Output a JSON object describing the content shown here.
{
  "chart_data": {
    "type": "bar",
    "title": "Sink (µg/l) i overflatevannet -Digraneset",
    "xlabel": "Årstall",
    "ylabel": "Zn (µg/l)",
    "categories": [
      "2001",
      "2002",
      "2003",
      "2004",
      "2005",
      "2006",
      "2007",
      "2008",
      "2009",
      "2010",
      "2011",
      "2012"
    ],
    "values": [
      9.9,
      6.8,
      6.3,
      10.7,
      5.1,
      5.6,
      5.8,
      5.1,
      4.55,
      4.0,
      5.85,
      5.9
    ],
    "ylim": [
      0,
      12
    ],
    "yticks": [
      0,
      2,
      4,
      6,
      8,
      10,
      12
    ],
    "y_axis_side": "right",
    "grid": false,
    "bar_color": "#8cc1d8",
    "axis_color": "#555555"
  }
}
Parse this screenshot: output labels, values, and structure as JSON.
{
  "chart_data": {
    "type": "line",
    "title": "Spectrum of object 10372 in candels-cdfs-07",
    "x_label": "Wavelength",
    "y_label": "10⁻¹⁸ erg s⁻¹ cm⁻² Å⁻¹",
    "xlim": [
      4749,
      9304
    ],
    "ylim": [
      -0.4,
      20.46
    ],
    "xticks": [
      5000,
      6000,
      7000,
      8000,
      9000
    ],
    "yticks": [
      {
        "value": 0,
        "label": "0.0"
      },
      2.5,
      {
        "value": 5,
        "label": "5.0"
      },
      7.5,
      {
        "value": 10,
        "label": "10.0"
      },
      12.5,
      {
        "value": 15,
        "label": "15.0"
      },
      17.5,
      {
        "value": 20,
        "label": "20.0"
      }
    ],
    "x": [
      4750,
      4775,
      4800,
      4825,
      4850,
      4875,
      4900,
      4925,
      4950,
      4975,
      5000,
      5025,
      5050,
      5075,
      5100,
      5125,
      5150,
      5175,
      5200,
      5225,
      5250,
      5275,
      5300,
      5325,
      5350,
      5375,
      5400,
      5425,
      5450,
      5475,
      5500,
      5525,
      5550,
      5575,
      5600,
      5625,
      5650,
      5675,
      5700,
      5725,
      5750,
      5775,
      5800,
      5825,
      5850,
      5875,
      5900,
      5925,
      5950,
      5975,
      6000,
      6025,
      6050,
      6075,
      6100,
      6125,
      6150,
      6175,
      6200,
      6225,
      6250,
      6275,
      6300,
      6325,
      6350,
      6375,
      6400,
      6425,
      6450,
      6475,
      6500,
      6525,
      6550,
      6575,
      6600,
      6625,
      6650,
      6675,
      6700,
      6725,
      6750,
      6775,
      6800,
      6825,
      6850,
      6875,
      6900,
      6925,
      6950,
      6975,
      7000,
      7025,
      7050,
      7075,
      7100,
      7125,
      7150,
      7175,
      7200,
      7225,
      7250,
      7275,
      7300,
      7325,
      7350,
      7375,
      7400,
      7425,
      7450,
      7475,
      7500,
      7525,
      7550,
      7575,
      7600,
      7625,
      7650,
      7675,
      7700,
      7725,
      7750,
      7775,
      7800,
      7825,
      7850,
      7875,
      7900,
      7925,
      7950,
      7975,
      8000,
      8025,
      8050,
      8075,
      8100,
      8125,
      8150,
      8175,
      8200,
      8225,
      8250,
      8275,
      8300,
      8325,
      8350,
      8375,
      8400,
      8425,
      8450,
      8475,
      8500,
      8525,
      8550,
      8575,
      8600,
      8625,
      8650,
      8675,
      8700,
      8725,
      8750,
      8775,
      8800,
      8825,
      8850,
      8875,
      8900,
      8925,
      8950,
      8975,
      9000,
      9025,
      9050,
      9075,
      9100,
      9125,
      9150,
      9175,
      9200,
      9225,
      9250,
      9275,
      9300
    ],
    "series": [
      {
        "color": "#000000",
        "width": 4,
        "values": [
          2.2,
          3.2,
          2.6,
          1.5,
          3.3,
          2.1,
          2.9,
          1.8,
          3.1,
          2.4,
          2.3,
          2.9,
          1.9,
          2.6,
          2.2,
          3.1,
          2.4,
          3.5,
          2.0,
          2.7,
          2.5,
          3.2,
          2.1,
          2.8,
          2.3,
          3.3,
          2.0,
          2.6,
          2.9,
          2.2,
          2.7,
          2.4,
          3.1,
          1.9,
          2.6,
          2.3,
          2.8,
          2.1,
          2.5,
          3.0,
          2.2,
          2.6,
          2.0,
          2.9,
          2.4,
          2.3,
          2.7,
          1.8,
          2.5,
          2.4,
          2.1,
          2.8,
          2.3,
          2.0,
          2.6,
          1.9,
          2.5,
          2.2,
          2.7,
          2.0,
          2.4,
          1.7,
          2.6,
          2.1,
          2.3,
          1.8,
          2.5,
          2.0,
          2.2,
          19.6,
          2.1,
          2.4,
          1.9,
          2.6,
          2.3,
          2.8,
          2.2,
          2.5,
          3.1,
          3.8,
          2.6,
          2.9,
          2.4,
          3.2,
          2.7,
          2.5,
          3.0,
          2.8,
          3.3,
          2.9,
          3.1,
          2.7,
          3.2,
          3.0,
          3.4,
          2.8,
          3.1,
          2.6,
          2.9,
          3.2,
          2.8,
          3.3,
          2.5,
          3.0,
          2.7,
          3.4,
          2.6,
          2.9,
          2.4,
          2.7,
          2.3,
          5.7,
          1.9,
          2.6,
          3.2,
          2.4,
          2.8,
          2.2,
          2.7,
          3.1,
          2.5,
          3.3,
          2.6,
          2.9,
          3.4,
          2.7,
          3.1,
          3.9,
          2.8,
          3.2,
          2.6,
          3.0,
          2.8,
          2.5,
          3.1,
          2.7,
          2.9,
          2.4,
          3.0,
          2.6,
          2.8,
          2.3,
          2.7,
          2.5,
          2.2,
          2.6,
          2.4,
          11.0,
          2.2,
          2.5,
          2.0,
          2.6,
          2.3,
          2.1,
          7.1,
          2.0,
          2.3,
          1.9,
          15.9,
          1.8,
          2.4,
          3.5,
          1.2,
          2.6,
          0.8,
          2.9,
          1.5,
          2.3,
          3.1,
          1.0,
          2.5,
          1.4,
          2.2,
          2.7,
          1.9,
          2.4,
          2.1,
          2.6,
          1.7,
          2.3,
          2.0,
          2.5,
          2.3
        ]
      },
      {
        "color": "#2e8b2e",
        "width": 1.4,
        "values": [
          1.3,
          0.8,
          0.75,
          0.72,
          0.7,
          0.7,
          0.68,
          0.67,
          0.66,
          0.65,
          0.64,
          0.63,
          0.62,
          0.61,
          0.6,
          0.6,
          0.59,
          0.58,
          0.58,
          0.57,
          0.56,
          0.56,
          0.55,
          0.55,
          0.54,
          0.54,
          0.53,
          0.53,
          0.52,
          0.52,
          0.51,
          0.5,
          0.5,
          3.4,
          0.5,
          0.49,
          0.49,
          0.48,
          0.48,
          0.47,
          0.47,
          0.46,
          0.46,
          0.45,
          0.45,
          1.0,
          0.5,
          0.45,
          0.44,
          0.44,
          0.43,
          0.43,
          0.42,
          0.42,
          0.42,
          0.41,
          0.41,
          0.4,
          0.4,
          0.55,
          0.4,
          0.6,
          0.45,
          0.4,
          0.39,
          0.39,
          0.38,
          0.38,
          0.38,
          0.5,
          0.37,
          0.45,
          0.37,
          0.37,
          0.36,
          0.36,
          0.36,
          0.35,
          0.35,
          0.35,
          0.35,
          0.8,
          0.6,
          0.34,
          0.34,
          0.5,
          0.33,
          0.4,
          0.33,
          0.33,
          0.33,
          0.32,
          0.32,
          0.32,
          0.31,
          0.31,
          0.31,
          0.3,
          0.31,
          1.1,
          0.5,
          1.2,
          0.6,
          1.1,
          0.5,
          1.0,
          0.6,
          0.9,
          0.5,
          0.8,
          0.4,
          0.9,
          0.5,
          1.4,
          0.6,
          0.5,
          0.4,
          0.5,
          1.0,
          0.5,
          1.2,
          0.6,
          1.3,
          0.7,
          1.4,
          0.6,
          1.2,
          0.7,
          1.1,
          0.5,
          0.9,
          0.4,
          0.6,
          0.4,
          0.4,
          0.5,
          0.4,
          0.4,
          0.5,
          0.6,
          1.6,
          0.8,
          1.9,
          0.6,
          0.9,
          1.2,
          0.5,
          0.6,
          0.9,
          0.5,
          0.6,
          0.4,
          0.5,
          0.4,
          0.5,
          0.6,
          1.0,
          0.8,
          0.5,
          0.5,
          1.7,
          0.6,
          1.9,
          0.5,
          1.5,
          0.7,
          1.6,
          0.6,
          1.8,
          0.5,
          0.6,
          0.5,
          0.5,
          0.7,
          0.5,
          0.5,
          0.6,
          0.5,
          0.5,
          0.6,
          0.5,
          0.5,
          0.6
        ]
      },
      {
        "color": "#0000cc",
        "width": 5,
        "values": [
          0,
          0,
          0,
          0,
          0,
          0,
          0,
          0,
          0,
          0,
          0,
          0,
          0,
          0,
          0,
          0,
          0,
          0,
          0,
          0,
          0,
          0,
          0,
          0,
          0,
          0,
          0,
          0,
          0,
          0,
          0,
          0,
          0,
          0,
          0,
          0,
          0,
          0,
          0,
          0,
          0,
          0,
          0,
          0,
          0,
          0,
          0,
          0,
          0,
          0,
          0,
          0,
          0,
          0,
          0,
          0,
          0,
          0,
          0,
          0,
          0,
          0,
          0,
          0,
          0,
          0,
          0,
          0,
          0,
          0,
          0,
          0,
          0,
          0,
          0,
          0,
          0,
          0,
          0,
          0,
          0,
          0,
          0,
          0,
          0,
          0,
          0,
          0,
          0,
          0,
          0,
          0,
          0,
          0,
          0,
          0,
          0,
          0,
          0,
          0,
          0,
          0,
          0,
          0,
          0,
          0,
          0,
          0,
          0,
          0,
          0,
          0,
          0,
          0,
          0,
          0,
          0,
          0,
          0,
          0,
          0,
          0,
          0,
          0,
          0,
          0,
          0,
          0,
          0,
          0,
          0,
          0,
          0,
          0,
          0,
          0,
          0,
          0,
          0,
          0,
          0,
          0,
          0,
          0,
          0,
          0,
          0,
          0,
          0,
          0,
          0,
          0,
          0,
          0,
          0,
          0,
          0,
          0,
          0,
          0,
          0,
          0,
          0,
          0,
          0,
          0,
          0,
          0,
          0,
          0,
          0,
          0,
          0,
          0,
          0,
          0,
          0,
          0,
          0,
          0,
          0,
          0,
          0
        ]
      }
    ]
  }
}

----

- TASK: Find how many of the lines above have the word "title" in them. State only that number.

- FINISHED TASK: 2